__SOURCE EXCERPT__.
[start]
I am pleased to announce Morel release 0.5.0. Coming fourteen months after release 0.4.0, this release contains various extensions to syntax to make the language more powerful and easy to use.

We describe a few of the new features in this article. For more information, see the official release notes.

1. List-valued functions in pipelines (into and through)

[MOREL-171] lets you use list-based functions in a pipeline, adding two clauses to the from expression:

  • into occurs at the end of a pipeline, and converts a list to a scalar value;
  • through occurs in the middle of a pipeline, and converts a list into another list.

First, into.

from scans
  steps
  into expression

is equivalent to

(expression) (from scans steps)

expression must be a function of type 'a list -> 'b (for some types 'a and 'b), and if the output of the last step is 'a then the type of the whole from expression is 'b.

For example, sum has type int list -> int, and so into sum converts a stream of int values into an int result.

- (* sum adds a list of integers *)
= sum [1, 2, 4];
val it = 7 : int

- (* 'into' applies a function to its input, collected into a list. *)
= from i in [1, 2, 4]
=   into sum;
val i = 7 : int

- (* Rewrite 'into' to apply the function directly. *)
= sum (from e in [1, 2, 4]);
val i = 7 : int

- (* 'into' is equivalent to existing keyword 'compute'. *)
= from e in [1, 2, 4]
=   compute sum;
val i = 7 : int

- (* Actually, "a into b" is equivalent to "(b) a" for any types, not
=    just lists. *)
= explode "abc";
> val it = [#"a",#"b",#"c"] : char list

- "abc" into explode;
val it = [#"a",#"b",#"c"] : char list

Next, through is similar to into, but has a pattern so that following steps can refer to the data items:

expression1
  through pattern in expression2
  steps

is equivalent to

from pattern in (expression2) (expression1)
  steps

For example, suppose we have a clean_address function that takes a list of orders and returns a list of orders with state and zipcode filled out. To stream orders through this function, we simply add the line through clean_over in clean_address to the pipeline.

- (* Function that converts a list of orders to a list of orders with
=    corrected state and zipcode. *)
= fun clean_address ...
val clean_address = fn : order list -> order list;

- (* Define a function that takes a collection of orders, removes orders with
=    more than 1,000 items, cleans addresses, and summarizes by state. *)
[end]
__EXTRACTED MATERIAL__.
[start]
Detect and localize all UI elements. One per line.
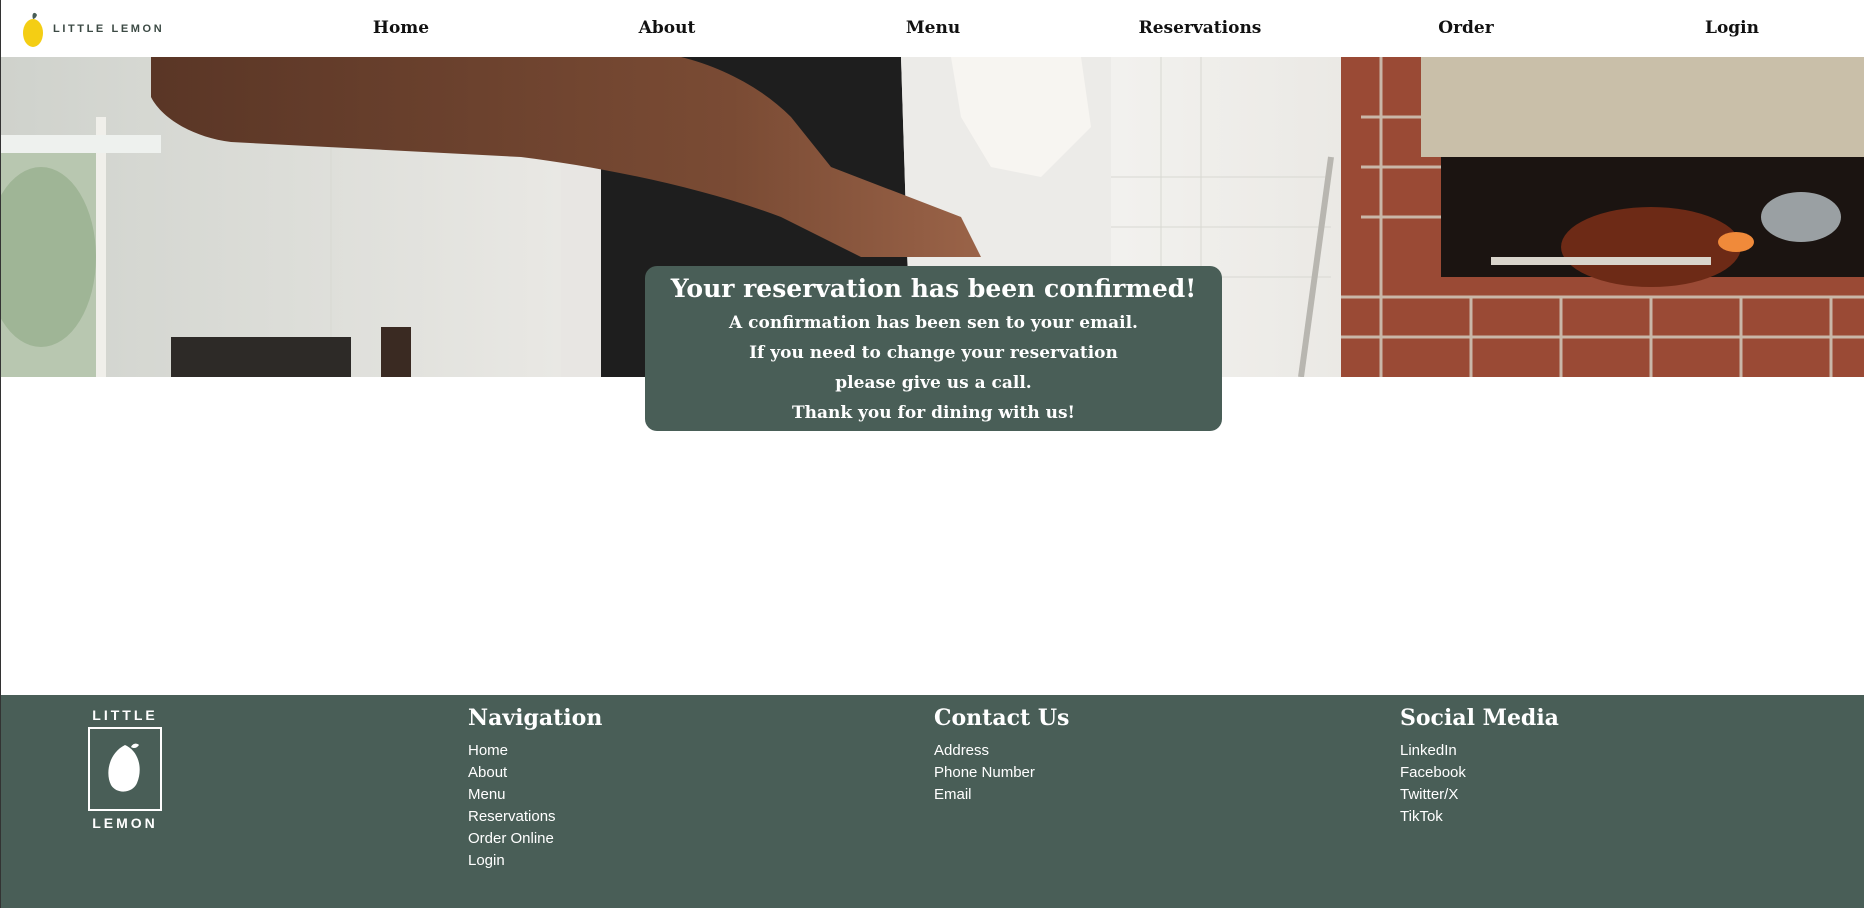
footer-navigation: Navigation Home About Menu Reservations … xyxy=(468,700,602,872)
confirmation-line: please give us a call. xyxy=(835,373,1032,393)
nav-login[interactable]: Login xyxy=(1705,18,1759,38)
confirmation-line: Thank you for dining with us! xyxy=(791,403,1076,423)
site-footer: LITTLE LEMON Navigation Home About Menu … xyxy=(1,695,1864,908)
footer-social: Social Media LinkedIn Facebook Twitter/X… xyxy=(1400,700,1559,828)
nav-order[interactable]: Order xyxy=(1438,18,1493,38)
confirmation-line: A confirmation has been sen to your emai… xyxy=(729,313,1138,333)
footer-link-facebook[interactable]: Facebook xyxy=(1400,764,1466,781)
lemon-outline-icon xyxy=(88,727,162,811)
footer-logo-bottom: LEMON xyxy=(92,815,158,831)
footer-social-title: Social Media xyxy=(1400,705,1559,731)
main-nav: Home About Menu Reservations Order Login xyxy=(1,0,1864,57)
footer-link-tiktok[interactable]: TikTok xyxy=(1400,808,1443,825)
footer-link-order-online[interactable]: Order Online xyxy=(468,830,554,847)
footer-link-menu[interactable]: Menu xyxy=(468,786,506,803)
footer-link-reservations[interactable]: Reservations xyxy=(468,808,556,825)
footer-link-about[interactable]: About xyxy=(468,764,507,781)
footer-link-twitter[interactable]: Twitter/X xyxy=(1400,786,1458,803)
nav-home[interactable]: Home xyxy=(373,18,429,38)
footer-link-login[interactable]: Login xyxy=(468,852,505,869)
footer-link-address[interactable]: Address xyxy=(934,742,989,759)
footer-link-phone[interactable]: Phone Number xyxy=(934,764,1035,781)
nav-about[interactable]: About xyxy=(639,18,696,38)
footer-logo[interactable]: LITTLE LEMON xyxy=(87,707,163,831)
footer-navigation-title: Navigation xyxy=(468,705,603,731)
confirmation-title: Your reservation has been confirmed! xyxy=(670,274,1197,303)
site-header: LITTLE LEMON Home About Menu Reservation… xyxy=(1,0,1864,57)
footer-link-home[interactable]: Home xyxy=(468,742,508,759)
confirmation-line: If you need to change your reservation xyxy=(749,343,1118,363)
footer-contact-title: Contact Us xyxy=(934,705,1070,731)
confirmation-card: Your reservation has been confirmed! A c… xyxy=(645,266,1222,431)
footer-contact: Contact Us Address Phone Number Email xyxy=(934,700,1069,806)
nav-menu[interactable]: Menu xyxy=(906,18,960,38)
footer-link-email[interactable]: Email xyxy=(934,786,972,803)
footer-link-linkedin[interactable]: LinkedIn xyxy=(1400,742,1457,759)
nav-reservations[interactable]: Reservations xyxy=(1139,18,1262,38)
footer-logo-top: LITTLE xyxy=(92,707,158,723)
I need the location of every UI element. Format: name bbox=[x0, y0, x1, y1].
[end]
Answer these from the Morel 0.5.0 release announcement:
(a) How long after release 0.4.0 did release 0.5.0 come out?
(b) Where in a pipeline does the through clause occur, and what does it convert?
(c) What type does the text give for sum?

__ANSWER BELOW__.
(a) Fourteen months after release 0.4.0.
(b) It occurs in the middle of a pipeline and converts a list into another list.
(c) int list -> int